> [Problem description]: Copy out the lines that have "Lipkea" in them.

--- begin Extracted data ---

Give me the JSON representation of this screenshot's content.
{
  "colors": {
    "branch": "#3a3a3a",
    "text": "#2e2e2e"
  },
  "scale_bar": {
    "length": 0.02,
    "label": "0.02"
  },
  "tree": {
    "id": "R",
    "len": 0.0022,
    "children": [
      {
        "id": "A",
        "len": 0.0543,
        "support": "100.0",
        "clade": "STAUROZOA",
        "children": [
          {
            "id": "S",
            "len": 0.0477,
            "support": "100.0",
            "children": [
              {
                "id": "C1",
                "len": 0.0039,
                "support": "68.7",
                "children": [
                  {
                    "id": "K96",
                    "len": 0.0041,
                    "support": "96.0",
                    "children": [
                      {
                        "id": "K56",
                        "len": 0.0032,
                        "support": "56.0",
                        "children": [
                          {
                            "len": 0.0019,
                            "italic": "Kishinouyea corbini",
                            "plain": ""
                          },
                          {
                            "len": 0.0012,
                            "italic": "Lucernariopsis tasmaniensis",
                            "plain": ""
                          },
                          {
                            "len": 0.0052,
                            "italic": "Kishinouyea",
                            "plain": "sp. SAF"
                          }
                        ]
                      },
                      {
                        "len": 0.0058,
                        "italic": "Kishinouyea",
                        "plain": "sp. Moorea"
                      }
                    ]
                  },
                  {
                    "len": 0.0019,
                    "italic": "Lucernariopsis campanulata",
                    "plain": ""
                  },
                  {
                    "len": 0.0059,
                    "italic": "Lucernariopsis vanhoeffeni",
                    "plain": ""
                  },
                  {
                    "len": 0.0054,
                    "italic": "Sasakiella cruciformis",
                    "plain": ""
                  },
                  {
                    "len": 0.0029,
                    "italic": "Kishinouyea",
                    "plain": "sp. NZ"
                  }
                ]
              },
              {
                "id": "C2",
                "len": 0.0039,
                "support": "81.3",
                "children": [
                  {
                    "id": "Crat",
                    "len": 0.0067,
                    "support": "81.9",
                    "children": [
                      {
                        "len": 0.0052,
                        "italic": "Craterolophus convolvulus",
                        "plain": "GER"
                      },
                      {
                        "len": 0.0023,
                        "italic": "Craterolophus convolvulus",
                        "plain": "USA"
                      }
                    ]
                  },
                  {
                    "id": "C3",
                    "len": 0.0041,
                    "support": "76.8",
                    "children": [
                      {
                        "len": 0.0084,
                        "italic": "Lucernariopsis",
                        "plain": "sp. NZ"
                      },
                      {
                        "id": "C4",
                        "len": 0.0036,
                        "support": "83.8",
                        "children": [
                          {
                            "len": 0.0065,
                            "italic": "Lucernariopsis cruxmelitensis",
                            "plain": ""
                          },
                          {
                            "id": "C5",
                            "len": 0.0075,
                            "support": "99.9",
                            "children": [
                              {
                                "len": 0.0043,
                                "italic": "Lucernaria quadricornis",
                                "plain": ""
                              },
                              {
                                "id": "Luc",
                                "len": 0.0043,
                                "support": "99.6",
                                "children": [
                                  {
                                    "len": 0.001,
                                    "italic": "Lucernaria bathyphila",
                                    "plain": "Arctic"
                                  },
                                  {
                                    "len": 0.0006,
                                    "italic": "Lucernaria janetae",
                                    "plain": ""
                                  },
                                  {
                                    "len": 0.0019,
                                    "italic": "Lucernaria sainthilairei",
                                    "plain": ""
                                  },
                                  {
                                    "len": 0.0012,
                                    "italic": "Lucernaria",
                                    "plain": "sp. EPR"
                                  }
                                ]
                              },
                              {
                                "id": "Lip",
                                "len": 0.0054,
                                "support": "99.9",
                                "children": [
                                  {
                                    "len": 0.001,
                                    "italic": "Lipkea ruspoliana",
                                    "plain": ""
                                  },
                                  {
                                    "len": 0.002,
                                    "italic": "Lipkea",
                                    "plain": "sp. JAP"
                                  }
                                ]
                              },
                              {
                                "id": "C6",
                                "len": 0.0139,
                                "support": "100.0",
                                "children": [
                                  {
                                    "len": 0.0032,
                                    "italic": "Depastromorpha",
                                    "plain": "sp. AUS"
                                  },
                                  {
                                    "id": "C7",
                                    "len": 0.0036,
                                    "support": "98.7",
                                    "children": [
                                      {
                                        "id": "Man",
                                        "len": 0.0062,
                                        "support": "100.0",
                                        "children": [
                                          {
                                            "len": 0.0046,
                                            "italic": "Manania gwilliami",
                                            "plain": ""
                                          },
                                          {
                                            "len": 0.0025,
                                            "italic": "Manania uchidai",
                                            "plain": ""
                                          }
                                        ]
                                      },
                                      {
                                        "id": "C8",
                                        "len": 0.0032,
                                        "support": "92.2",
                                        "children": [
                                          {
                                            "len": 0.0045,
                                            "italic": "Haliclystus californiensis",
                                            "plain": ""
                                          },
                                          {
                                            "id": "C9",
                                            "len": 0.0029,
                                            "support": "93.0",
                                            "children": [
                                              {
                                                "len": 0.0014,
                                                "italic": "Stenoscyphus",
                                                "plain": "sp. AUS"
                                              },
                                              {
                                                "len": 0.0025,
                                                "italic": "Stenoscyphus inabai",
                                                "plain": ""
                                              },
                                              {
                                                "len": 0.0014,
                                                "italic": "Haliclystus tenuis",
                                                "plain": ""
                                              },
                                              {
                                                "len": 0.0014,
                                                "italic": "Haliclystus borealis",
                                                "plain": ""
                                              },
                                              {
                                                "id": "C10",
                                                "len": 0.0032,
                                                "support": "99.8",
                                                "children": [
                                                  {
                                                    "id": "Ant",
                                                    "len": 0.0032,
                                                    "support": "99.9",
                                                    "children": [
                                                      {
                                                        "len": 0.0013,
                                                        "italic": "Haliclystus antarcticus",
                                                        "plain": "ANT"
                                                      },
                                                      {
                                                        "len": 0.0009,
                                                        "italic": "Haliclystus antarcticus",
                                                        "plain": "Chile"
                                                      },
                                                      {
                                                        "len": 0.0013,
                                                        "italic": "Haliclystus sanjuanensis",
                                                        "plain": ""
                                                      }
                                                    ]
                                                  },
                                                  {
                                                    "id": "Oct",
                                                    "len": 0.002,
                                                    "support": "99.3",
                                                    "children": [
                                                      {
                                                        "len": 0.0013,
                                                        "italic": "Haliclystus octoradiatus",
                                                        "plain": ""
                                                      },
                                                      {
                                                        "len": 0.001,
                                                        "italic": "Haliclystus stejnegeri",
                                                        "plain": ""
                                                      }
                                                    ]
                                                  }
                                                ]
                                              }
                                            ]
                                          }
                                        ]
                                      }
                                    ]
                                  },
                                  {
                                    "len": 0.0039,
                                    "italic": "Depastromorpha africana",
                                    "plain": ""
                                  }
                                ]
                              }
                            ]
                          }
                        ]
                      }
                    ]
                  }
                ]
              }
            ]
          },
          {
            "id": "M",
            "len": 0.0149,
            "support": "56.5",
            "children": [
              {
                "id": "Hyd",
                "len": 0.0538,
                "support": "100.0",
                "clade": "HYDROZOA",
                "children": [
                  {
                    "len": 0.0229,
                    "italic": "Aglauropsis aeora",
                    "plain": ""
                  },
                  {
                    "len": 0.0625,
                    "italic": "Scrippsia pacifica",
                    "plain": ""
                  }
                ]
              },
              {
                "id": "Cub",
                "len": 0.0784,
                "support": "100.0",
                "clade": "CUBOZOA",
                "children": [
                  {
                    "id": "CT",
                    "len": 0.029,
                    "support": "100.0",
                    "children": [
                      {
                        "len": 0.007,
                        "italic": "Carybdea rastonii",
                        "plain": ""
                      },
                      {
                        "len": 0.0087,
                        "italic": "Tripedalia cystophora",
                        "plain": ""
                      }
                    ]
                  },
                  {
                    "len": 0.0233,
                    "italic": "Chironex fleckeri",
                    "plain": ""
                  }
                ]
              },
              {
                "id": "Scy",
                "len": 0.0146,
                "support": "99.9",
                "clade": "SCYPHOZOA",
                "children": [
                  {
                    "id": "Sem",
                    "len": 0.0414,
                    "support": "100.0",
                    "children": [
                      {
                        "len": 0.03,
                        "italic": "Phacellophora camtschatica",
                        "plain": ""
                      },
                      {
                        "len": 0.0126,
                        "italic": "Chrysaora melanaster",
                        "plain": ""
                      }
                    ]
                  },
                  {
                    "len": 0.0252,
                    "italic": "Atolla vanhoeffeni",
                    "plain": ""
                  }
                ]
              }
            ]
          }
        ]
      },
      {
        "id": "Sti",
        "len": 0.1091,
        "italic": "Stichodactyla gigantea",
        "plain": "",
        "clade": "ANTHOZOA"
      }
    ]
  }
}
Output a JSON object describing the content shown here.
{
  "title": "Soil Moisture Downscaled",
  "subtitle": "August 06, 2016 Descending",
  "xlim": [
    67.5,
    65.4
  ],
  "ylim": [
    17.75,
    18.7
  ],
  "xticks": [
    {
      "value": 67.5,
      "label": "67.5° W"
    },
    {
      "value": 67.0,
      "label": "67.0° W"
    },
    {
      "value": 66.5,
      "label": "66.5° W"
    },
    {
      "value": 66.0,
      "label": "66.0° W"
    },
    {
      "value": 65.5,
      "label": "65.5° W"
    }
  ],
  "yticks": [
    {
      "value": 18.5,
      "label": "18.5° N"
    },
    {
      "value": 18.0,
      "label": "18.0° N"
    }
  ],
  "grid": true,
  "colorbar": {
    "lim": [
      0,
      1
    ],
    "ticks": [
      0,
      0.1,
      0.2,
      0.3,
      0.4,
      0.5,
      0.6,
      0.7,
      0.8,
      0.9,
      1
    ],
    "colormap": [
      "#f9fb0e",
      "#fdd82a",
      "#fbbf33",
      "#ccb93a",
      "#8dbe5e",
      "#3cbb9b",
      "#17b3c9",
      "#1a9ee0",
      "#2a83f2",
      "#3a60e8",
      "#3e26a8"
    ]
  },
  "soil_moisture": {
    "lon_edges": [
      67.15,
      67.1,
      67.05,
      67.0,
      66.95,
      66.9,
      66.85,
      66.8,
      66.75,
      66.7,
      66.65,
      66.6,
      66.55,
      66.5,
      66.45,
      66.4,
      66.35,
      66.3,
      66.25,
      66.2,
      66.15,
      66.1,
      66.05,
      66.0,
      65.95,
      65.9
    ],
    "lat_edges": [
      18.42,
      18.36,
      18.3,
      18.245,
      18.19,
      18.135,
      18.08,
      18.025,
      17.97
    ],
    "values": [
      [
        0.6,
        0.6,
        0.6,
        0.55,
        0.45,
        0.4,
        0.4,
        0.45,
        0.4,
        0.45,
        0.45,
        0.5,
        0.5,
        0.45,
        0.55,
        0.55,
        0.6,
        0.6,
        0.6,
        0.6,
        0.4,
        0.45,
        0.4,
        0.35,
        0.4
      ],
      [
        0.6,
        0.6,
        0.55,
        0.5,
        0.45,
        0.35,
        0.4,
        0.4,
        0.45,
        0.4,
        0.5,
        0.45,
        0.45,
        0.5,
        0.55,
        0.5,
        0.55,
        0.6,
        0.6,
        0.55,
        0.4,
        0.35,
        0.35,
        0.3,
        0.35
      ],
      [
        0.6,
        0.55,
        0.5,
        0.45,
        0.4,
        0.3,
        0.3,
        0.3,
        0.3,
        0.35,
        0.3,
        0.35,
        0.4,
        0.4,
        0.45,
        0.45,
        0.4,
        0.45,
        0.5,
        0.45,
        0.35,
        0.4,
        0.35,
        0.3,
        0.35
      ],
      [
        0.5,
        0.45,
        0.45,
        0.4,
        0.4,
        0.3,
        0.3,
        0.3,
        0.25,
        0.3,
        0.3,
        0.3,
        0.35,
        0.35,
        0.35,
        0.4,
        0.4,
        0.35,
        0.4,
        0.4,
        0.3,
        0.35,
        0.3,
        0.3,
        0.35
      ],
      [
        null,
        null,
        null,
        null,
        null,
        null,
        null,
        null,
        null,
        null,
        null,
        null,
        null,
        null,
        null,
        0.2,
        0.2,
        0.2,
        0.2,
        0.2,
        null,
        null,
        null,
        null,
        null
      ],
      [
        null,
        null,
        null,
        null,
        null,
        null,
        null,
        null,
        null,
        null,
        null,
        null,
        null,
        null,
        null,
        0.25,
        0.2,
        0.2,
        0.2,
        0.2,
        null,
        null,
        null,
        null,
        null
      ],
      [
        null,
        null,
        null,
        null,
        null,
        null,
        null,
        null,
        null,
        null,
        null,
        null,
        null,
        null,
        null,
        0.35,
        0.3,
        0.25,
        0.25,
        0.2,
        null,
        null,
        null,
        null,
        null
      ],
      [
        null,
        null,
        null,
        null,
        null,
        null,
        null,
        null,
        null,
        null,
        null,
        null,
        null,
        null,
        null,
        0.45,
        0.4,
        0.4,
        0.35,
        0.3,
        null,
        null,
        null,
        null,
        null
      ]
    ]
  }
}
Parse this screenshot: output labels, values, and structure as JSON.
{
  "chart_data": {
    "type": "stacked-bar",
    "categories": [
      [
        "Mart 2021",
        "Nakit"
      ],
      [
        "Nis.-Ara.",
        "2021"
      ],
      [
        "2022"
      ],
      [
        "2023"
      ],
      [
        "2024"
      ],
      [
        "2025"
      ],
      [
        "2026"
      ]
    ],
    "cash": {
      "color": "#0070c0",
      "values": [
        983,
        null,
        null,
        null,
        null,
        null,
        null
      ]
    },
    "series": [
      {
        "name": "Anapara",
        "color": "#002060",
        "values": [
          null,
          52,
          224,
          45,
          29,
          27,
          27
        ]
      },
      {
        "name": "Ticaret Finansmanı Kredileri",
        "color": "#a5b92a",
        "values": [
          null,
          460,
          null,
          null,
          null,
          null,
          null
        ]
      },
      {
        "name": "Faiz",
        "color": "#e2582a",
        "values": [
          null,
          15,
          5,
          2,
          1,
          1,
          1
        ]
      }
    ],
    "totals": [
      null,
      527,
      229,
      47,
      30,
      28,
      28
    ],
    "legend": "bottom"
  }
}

--- end Extracted data ---

> [Output]:
                                    "italic": "Lipkea ruspoliana",
                                    "italic": "Lipkea",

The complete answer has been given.